Records:
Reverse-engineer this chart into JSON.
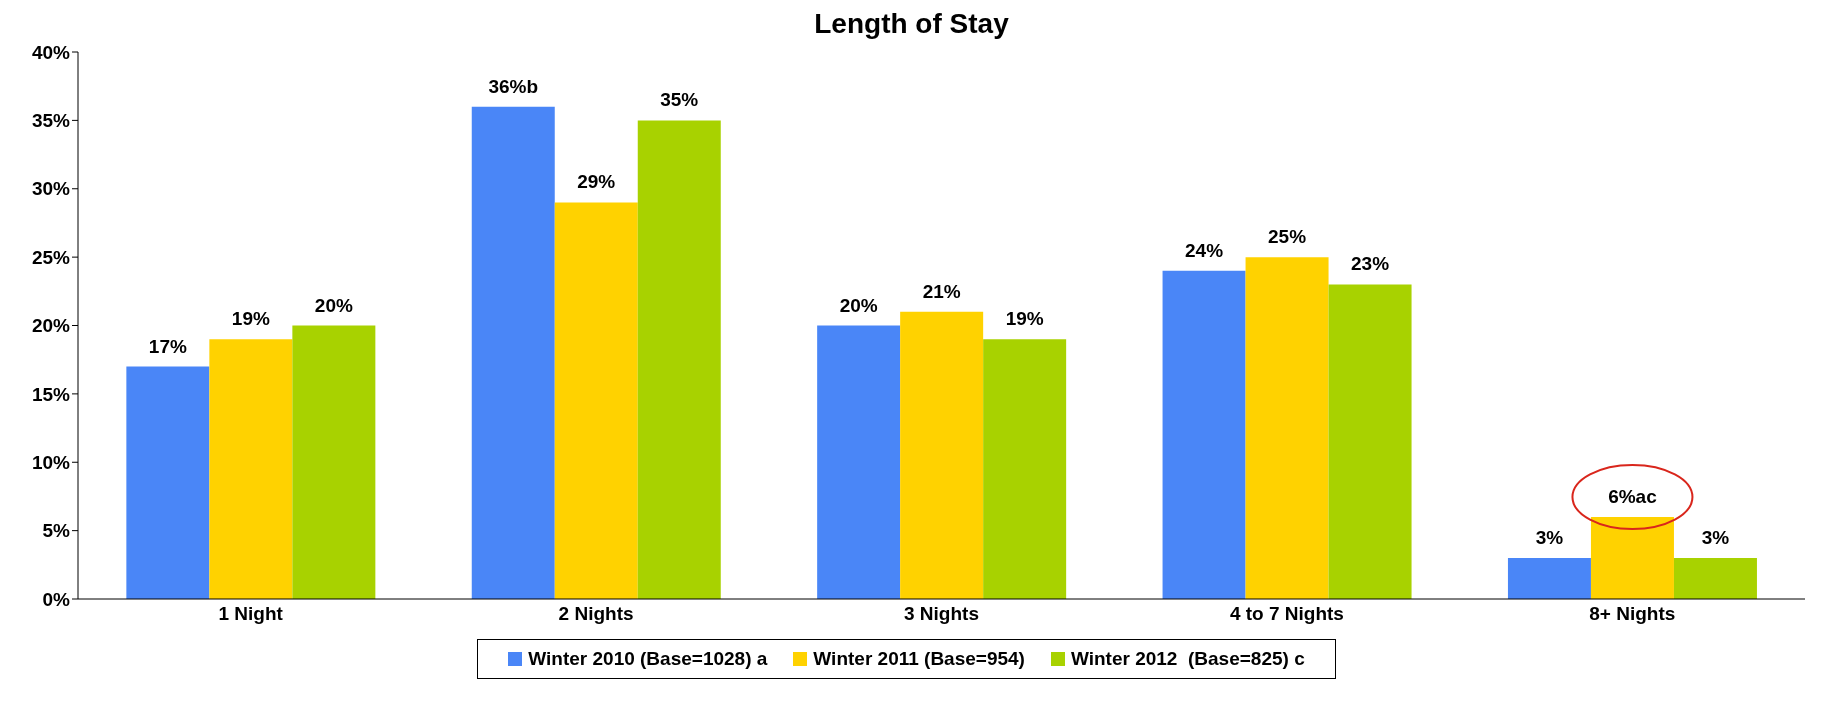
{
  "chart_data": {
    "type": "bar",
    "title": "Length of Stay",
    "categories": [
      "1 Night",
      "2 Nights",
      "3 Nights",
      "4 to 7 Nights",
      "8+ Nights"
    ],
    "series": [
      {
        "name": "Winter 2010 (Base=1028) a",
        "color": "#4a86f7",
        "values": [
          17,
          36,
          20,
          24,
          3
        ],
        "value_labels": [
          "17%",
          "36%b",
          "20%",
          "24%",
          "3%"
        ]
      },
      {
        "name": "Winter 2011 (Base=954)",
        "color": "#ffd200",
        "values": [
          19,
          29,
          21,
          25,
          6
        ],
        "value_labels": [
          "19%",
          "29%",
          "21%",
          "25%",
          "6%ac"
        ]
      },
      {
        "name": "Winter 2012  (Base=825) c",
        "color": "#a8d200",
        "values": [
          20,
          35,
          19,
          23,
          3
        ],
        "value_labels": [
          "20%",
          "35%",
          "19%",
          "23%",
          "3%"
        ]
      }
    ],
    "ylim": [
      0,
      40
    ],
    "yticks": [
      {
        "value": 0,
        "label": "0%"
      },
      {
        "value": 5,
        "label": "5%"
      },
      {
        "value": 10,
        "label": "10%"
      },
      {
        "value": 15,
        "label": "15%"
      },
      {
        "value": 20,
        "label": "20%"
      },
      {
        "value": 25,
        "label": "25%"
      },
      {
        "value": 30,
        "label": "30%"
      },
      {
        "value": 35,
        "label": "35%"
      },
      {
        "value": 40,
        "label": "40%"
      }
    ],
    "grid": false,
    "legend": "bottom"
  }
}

§ **Problem to work on**:
Transcribe the whole listing exactly. Pictures are excluded.

§ **Output of the task**:
Reverse-engineer this chart into JSON.
{
  "chart_data": {
    "type": "bar",
    "title": "Length of Stay",
    "categories": [
      "1 Night",
      "2 Nights",
      "3 Nights",
      "4 to 7 Nights",
      "8+ Nights"
    ],
    "series": [
      {
        "name": "Winter 2010 (Base=1028) a",
        "color": "#4a86f7",
        "values": [
          17,
          36,
          20,
          24,
          3
        ],
        "value_labels": [
          "17%",
          "36%b",
          "20%",
          "24%",
          "3%"
        ]
      },
      {
        "name": "Winter 2011 (Base=954)",
        "color": "#ffd200",
        "values": [
          19,
          29,
          21,
          25,
          6
        ],
        "value_labels": [
          "19%",
          "29%",
          "21%",
          "25%",
          "6%ac"
        ]
      },
      {
        "name": "Winter 2012  (Base=825) c",
        "color": "#a8d200",
        "values": [
          20,
          35,
          19,
          23,
          3
        ],
        "value_labels": [
          "20%",
          "35%",
          "19%",
          "23%",
          "3%"
        ]
      }
    ],
    "ylim": [
      0,
      40
    ],
    "yticks": [
      {
        "value": 0,
        "label": "0%"
      },
      {
        "value": 5,
        "label": "5%"
      },
      {
        "value": 10,
        "label": "10%"
      },
      {
        "value": 15,
        "label": "15%"
      },
      {
        "value": 20,
        "label": "20%"
      },
      {
        "value": 25,
        "label": "25%"
      },
      {
        "value": 30,
        "label": "30%"
      },
      {
        "value": 35,
        "label": "35%"
      },
      {
        "value": 40,
        "label": "40%"
      }
    ],
    "grid": false,
    "legend": "bottom"
  }
}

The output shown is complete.